What is asked
Can the data below be set down again exactly, line for line?

Material for this exercise
◆ ◆ ◆ ◆ ◆
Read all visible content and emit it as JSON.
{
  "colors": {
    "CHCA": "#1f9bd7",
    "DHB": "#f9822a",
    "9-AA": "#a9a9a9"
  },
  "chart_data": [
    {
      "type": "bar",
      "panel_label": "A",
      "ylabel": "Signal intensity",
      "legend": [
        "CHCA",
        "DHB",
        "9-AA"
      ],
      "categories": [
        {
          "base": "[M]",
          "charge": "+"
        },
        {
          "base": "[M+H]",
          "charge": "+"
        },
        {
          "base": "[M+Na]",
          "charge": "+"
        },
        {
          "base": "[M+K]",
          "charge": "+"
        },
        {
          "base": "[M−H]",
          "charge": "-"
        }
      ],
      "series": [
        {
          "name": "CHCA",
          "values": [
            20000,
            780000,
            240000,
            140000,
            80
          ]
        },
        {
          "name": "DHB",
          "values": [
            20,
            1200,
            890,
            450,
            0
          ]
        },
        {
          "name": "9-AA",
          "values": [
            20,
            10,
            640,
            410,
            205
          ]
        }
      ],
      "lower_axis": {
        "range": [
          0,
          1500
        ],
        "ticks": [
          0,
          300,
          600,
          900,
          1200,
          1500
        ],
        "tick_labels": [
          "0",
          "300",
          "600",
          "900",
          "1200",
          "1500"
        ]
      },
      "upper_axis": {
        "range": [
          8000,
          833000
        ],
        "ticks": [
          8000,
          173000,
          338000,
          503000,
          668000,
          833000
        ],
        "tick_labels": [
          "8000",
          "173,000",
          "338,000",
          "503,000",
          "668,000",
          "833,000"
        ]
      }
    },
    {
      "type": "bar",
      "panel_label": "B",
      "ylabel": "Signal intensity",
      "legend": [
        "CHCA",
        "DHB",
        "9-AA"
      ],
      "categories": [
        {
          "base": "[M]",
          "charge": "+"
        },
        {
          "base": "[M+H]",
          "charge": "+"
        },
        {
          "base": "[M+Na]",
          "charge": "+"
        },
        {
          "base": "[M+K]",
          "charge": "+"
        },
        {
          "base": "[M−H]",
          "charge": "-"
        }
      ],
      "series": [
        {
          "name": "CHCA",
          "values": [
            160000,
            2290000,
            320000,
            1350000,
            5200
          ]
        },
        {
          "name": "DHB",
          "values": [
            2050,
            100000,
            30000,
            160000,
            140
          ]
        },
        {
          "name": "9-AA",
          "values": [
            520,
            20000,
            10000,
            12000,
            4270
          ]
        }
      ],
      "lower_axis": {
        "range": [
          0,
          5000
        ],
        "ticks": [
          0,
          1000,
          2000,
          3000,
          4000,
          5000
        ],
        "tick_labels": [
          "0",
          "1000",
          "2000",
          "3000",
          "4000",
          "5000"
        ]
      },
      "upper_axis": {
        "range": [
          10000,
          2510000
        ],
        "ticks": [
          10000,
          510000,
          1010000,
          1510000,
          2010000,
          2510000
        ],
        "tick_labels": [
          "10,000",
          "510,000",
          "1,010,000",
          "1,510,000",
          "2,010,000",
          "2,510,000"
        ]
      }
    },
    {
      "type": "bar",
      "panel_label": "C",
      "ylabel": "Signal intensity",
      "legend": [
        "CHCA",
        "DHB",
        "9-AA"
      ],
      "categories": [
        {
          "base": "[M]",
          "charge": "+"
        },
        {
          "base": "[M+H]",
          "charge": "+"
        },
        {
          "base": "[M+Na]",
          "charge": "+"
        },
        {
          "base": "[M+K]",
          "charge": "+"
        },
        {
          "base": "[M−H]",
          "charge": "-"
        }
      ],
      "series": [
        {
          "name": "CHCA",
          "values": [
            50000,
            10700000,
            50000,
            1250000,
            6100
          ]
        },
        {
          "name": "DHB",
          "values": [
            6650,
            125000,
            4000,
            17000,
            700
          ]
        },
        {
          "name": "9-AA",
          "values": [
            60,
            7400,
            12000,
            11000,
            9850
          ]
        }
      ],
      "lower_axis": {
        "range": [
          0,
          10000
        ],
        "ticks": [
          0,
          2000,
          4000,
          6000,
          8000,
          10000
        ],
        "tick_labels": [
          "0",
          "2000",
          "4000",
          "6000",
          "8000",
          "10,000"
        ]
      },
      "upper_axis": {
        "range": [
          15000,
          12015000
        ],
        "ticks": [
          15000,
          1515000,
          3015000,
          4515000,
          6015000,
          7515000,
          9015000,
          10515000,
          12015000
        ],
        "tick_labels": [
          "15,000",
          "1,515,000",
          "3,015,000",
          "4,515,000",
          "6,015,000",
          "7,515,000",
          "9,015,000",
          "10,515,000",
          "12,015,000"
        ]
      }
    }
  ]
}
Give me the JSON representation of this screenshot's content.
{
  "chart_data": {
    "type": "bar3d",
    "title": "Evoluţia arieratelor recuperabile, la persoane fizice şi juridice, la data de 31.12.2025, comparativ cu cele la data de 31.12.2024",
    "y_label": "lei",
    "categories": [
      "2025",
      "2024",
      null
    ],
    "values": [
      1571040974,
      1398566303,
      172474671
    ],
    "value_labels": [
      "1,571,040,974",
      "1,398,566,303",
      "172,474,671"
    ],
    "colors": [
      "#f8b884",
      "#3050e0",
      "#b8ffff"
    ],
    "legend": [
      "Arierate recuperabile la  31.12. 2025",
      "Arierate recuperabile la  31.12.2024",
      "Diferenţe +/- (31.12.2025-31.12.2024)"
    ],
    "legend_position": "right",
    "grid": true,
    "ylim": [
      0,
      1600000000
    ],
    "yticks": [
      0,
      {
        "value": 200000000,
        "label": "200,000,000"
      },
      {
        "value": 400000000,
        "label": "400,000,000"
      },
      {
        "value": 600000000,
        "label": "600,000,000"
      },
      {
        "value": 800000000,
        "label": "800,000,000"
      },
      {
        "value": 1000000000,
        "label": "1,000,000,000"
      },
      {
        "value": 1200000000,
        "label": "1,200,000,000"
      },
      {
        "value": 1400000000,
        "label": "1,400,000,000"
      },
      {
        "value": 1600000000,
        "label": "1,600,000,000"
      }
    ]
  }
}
◆ ◆ ◆ ◆ ◆
Result
Read all visible content and emit it as JSON.
{
  "colors": {
    "CHCA": "#1f9bd7",
    "DHB": "#f9822a",
    "9-AA": "#a9a9a9"
  },
  "chart_data": [
    {
      "type": "bar",
      "panel_label": "A",
      "ylabel": "Signal intensity",
      "legend": [
        "CHCA",
        "DHB",
        "9-AA"
      ],
      "categories": [
        {
          "base": "[M]",
          "charge": "+"
        },
        {
          "base": "[M+H]",
          "charge": "+"
        },
        {
          "base": "[M+Na]",
          "charge": "+"
        },
        {
          "base": "[M+K]",
          "charge": "+"
        },
        {
          "base": "[M−H]",
          "charge": "-"
        }
      ],
      "series": [
        {
          "name": "CHCA",
          "values": [
            20000,
            780000,
            240000,
            140000,
            80
          ]
        },
        {
          "name": "DHB",
          "values": [
            20,
            1200,
            890,
            450,
            0
          ]
        },
        {
          "name": "9-AA",
          "values": [
            20,
            10,
            640,
            410,
            205
          ]
        }
      ],
      "lower_axis": {
        "range": [
          0,
          1500
        ],
        "ticks": [
          0,
          300,
          600,
          900,
          1200,
          1500
        ],
        "tick_labels": [
          "0",
          "300",
          "600",
          "900",
          "1200",
          "1500"
        ]
      },
      "upper_axis": {
        "range": [
          8000,
          833000
        ],
        "ticks": [
          8000,
          173000,
          338000,
          503000,
          668000,
          833000
        ],
        "tick_labels": [
          "8000",
          "173,000",
          "338,000",
          "503,000",
          "668,000",
          "833,000"
        ]
      }
    },
    {
      "type": "bar",
      "panel_label": "B",
      "ylabel": "Signal intensity",
      "legend": [
        "CHCA",
        "DHB",
        "9-AA"
      ],
      "categories": [
        {
          "base": "[M]",
          "charge": "+"
        },
        {
          "base": "[M+H]",
          "charge": "+"
        },
        {
          "base": "[M+Na]",
          "charge": "+"
        },
        {
          "base": "[M+K]",
          "charge": "+"
        },
        {
          "base": "[M−H]",
          "charge": "-"
        }
      ],
      "series": [
        {
          "name": "CHCA",
          "values": [
            160000,
            2290000,
            320000,
            1350000,
            5200
          ]
        },
        {
          "name": "DHB",
          "values": [
            2050,
            100000,
            30000,
            160000,
            140
          ]
        },
        {
          "name": "9-AA",
          "values": [
            520,
            20000,
            10000,
            12000,
            4270
          ]
        }
      ],
      "lower_axis": {
        "range": [
          0,
          5000
        ],
        "ticks": [
          0,
          1000,
          2000,
          3000,
          4000,
          5000
        ],
        "tick_labels": [
          "0",
          "1000",
          "2000",
          "3000",
          "4000",
          "5000"
        ]
      },
      "upper_axis": {
        "range": [
          10000,
          2510000
        ],
        "ticks": [
          10000,
          510000,
          1010000,
          1510000,
          2010000,
          2510000
        ],
        "tick_labels": [
          "10,000",
          "510,000",
          "1,010,000",
          "1,510,000",
          "2,010,000",
          "2,510,000"
        ]
      }
    },
    {
      "type": "bar",
      "panel_label": "C",
      "ylabel": "Signal intensity",
      "legend": [
        "CHCA",
        "DHB",
        "9-AA"
      ],
      "categories": [
        {
          "base": "[M]",
          "charge": "+"
        },
        {
          "base": "[M+H]",
          "charge": "+"
        },
        {
          "base": "[M+Na]",
          "charge": "+"
        },
        {
          "base": "[M+K]",
          "charge": "+"
        },
        {
          "base": "[M−H]",
          "charge": "-"
        }
      ],
      "series": [
        {
          "name": "CHCA",
          "values": [
            50000,
            10700000,
            50000,
            1250000,
            6100
          ]
        },
        {
          "name": "DHB",
          "values": [
            6650,
            125000,
            4000,
            17000,
            700
          ]
        },
        {
          "name": "9-AA",
          "values": [
            60,
            7400,
            12000,
            11000,
            9850
          ]
        }
      ],
      "lower_axis": {
        "range": [
          0,
          10000
        ],
        "ticks": [
          0,
          2000,
          4000,
          6000,
          8000,
          10000
        ],
        "tick_labels": [
          "0",
          "2000",
          "4000",
          "6000",
          "8000",
          "10,000"
        ]
      },
      "upper_axis": {
        "range": [
          15000,
          12015000
        ],
        "ticks": [
          15000,
          1515000,
          3015000,
          4515000,
          6015000,
          7515000,
          9015000,
          10515000,
          12015000
        ],
        "tick_labels": [
          "15,000",
          "1,515,000",
          "3,015,000",
          "4,515,000",
          "6,015,000",
          "7,515,000",
          "9,015,000",
          "10,515,000",
          "12,015,000"
        ]
      }
    }
  ]
}
Give me the JSON representation of this screenshot's content.
{
  "chart_data": {
    "type": "bar3d",
    "title": "Evoluţia arieratelor recuperabile, la persoane fizice şi juridice, la data de 31.12.2025, comparativ cu cele la data de 31.12.2024",
    "y_label": "lei",
    "categories": [
      "2025",
      "2024",
      null
    ],
    "values": [
      1571040974,
      1398566303,
      172474671
    ],
    "value_labels": [
      "1,571,040,974",
      "1,398,566,303",
      "172,474,671"
    ],
    "colors": [
      "#f8b884",
      "#3050e0",
      "#b8ffff"
    ],
    "legend": [
      "Arierate recuperabile la  31.12. 2025",
      "Arierate recuperabile la  31.12.2024",
      "Diferenţe +/- (31.12.2025-31.12.2024)"
    ],
    "legend_position": "right",
    "grid": true,
    "ylim": [
      0,
      1600000000
    ],
    "yticks": [
      0,
      {
        "value": 200000000,
        "label": "200,000,000"
      },
      {
        "value": 400000000,
        "label": "400,000,000"
      },
      {
        "value": 600000000,
        "label": "600,000,000"
      },
      {
        "value": 800000000,
        "label": "800,000,000"
      },
      {
        "value": 1000000000,
        "label": "1,000,000,000"
      },
      {
        "value": 1200000000,
        "label": "1,200,000,000"
      },
      {
        "value": 1400000000,
        "label": "1,400,000,000"
      },
      {
        "value": 1600000000,
        "label": "1,600,000,000"
      }
    ]
  }
}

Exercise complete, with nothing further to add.